- **Stated goal**
Wherever the word "image" appears in the entries, copy the whole line.

* * * * * * * * *

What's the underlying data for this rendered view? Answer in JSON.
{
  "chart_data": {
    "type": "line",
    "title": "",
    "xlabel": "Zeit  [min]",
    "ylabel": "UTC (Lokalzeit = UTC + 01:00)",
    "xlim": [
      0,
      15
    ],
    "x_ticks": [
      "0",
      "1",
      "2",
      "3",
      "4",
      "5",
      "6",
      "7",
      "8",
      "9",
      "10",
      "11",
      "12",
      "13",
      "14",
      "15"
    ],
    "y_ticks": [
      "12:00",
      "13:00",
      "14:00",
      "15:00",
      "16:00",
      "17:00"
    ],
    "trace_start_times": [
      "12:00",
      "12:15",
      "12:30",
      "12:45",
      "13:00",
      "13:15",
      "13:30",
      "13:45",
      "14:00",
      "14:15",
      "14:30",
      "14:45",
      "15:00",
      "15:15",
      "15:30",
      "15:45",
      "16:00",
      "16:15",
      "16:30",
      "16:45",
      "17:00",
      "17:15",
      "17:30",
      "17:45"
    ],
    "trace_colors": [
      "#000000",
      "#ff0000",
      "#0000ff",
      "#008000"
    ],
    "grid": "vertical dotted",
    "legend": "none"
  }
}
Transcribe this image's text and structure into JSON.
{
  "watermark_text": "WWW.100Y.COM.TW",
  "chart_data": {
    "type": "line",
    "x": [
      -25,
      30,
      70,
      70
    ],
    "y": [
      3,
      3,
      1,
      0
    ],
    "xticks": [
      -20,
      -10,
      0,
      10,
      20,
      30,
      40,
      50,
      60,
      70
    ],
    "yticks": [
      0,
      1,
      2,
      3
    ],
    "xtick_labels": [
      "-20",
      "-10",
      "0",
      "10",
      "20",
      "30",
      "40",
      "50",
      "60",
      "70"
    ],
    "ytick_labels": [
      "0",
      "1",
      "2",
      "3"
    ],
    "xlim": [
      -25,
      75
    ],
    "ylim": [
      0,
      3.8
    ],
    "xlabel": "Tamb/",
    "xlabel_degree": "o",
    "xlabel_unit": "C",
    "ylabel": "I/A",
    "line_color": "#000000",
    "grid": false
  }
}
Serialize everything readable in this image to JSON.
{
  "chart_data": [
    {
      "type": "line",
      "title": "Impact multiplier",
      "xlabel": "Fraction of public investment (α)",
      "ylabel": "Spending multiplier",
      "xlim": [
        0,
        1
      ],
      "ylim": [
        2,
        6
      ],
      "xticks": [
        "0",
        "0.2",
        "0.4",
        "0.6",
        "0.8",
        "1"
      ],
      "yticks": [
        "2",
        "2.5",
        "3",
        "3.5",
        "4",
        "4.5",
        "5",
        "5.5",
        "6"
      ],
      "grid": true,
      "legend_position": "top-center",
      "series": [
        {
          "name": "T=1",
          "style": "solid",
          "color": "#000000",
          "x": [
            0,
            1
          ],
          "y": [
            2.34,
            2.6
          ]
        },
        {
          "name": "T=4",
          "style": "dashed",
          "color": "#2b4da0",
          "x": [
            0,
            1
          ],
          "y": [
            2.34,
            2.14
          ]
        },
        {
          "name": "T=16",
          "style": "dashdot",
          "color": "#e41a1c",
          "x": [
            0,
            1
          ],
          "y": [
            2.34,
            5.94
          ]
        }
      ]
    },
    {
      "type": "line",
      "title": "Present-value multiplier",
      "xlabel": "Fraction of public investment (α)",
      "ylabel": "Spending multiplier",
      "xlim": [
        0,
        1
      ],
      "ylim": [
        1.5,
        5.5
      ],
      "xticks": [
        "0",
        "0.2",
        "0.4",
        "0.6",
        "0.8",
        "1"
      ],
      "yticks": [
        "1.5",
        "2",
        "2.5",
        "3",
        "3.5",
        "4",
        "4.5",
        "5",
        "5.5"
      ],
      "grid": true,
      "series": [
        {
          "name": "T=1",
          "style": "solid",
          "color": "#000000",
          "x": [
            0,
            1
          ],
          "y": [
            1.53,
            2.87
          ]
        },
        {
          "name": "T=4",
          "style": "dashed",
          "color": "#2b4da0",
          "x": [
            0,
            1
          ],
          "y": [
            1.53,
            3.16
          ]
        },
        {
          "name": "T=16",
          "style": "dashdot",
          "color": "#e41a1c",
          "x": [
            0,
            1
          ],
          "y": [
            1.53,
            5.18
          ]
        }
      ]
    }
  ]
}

* * * * * * * * *

- **Reply to the task**
Transcribe this image's text and structure into JSON.
Serialize everything readable in this image to JSON.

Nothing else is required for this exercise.